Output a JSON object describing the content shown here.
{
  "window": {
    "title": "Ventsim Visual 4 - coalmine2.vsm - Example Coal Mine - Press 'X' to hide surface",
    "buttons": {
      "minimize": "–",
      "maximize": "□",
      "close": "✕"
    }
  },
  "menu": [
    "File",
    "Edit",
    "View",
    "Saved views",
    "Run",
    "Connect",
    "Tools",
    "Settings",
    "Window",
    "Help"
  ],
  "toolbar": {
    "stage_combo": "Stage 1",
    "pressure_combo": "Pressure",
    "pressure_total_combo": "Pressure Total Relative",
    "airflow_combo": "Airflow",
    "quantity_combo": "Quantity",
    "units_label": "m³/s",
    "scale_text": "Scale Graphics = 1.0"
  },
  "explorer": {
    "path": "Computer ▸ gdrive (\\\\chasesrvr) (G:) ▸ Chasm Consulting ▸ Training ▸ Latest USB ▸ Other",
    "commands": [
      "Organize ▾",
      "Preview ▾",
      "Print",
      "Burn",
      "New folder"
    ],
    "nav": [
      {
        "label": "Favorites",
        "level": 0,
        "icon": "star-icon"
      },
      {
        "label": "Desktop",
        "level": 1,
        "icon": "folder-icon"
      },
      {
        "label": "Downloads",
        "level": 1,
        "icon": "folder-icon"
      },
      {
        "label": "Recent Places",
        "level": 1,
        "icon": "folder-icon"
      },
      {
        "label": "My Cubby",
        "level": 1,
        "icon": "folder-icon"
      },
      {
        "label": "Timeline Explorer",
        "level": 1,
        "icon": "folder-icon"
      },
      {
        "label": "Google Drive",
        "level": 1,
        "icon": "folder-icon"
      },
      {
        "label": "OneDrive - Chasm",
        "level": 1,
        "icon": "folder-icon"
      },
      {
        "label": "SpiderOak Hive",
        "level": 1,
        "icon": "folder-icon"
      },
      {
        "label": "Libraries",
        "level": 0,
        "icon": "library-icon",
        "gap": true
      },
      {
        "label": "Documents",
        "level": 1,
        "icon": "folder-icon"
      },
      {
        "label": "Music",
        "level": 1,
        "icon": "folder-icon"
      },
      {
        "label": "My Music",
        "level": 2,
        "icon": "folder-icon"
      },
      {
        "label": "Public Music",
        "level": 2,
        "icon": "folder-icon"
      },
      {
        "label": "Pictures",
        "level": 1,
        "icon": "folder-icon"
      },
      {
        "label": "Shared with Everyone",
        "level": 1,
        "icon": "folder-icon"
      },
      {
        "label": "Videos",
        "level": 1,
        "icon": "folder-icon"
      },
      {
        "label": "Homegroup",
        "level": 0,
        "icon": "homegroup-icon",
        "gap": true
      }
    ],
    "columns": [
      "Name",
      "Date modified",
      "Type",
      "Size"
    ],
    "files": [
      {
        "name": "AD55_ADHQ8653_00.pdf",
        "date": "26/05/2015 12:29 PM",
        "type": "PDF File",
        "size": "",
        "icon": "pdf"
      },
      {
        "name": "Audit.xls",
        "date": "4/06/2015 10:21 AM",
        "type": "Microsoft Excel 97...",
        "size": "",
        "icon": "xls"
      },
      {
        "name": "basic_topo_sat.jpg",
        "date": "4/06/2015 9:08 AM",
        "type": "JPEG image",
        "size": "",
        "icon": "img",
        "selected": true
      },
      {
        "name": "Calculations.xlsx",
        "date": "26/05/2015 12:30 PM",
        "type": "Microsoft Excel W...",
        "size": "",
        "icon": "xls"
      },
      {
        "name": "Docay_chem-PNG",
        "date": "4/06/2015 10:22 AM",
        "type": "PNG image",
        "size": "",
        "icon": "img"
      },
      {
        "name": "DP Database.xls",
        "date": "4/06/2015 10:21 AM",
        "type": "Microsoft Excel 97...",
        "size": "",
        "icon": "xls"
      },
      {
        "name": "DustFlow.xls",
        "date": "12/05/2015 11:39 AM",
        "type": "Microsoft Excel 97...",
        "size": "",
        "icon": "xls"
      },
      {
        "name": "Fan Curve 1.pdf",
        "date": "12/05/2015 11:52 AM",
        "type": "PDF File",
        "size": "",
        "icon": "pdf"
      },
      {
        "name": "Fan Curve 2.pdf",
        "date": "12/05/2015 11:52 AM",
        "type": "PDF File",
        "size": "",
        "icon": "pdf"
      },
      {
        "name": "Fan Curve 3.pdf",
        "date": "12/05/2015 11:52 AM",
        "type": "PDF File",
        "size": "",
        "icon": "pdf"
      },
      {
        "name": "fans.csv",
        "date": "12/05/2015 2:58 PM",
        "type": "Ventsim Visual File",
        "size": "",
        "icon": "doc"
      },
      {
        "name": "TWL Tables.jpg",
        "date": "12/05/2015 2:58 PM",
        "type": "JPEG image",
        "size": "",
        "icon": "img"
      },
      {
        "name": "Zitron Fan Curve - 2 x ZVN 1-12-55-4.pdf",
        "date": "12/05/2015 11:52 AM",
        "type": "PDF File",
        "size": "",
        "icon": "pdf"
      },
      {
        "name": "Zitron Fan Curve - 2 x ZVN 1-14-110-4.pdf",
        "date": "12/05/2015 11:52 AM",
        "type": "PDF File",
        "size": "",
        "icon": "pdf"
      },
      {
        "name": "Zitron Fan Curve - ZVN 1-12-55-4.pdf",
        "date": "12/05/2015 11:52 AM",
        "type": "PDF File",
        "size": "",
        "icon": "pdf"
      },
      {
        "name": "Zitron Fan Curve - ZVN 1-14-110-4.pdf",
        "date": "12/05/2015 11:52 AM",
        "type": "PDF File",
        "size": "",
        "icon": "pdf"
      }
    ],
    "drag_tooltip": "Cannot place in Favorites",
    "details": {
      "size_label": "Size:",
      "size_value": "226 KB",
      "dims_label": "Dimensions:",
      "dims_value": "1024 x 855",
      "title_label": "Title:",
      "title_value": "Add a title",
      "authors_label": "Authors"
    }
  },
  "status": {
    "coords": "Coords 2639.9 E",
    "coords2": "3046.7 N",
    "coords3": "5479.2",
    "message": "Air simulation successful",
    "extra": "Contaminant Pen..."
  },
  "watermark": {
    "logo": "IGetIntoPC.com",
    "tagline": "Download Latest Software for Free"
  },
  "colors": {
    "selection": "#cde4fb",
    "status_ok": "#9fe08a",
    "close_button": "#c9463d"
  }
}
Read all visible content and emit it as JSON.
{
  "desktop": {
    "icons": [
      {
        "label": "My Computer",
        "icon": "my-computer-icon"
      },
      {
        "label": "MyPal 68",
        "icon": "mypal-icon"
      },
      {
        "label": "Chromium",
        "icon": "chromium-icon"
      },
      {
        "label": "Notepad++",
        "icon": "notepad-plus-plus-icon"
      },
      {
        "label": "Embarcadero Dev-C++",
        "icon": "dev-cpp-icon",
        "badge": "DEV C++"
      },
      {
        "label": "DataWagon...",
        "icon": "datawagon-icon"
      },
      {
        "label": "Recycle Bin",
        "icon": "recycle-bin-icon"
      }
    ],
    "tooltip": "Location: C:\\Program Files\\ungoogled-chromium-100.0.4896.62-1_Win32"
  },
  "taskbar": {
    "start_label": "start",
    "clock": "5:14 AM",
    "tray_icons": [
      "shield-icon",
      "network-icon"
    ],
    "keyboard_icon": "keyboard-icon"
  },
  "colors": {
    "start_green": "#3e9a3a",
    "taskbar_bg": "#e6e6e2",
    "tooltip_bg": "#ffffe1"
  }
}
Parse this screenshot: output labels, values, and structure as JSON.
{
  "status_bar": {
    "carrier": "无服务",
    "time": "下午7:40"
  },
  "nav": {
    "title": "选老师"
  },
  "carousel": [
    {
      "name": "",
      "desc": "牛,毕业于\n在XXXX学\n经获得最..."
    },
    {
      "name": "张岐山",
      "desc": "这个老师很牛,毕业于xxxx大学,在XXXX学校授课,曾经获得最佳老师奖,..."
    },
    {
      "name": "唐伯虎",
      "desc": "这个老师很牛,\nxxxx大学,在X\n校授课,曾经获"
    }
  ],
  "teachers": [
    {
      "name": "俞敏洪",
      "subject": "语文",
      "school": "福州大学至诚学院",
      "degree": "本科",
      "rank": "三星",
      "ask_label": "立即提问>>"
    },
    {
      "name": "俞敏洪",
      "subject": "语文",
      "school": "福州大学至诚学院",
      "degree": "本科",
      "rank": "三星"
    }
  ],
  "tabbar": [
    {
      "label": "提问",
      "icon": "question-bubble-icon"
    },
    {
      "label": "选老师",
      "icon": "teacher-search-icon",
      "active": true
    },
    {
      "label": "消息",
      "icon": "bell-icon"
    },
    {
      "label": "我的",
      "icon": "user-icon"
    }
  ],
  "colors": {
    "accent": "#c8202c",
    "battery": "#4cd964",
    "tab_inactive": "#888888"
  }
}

## WRITTEN PROBLEM:
Looking at the entries above, state how many lines contain "Latest"; give the number alone.

## ANSWER TO THIS EXERCISE:
2